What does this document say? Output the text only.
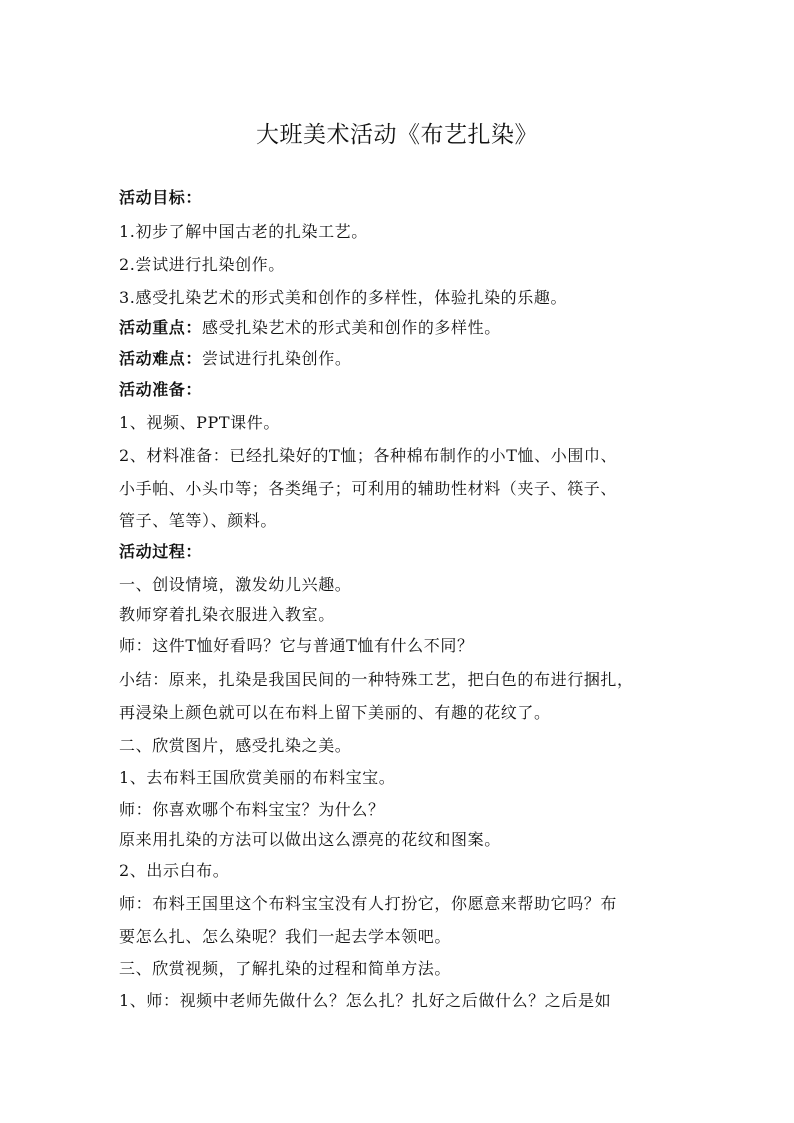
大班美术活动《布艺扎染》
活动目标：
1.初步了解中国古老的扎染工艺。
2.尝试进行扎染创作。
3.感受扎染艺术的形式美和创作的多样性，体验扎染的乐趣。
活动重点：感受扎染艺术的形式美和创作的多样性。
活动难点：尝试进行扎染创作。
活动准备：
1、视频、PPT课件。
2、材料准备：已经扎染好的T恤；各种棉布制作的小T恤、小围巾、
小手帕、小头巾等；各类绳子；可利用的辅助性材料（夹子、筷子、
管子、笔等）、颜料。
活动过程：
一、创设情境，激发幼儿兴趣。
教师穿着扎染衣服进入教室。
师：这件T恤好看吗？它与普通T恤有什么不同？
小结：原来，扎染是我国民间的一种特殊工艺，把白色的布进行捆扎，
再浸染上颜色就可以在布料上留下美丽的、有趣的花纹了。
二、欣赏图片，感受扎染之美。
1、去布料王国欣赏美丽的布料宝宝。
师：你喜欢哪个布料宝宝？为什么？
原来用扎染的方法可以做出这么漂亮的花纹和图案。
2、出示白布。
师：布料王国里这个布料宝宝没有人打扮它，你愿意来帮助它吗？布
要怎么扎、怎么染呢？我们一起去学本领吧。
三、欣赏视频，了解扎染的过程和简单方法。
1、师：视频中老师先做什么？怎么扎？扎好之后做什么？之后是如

::::::::::

# Problem details
Locate the word "感受扎染艺术的形式美和创作的多样性" in the data above. Copy every line carrying it.

# Solution for this problem
3.感受扎染艺术的形式美和创作的多样性，体验扎染的乐趣。
活动重点：感受扎染艺术的形式美和创作的多样性。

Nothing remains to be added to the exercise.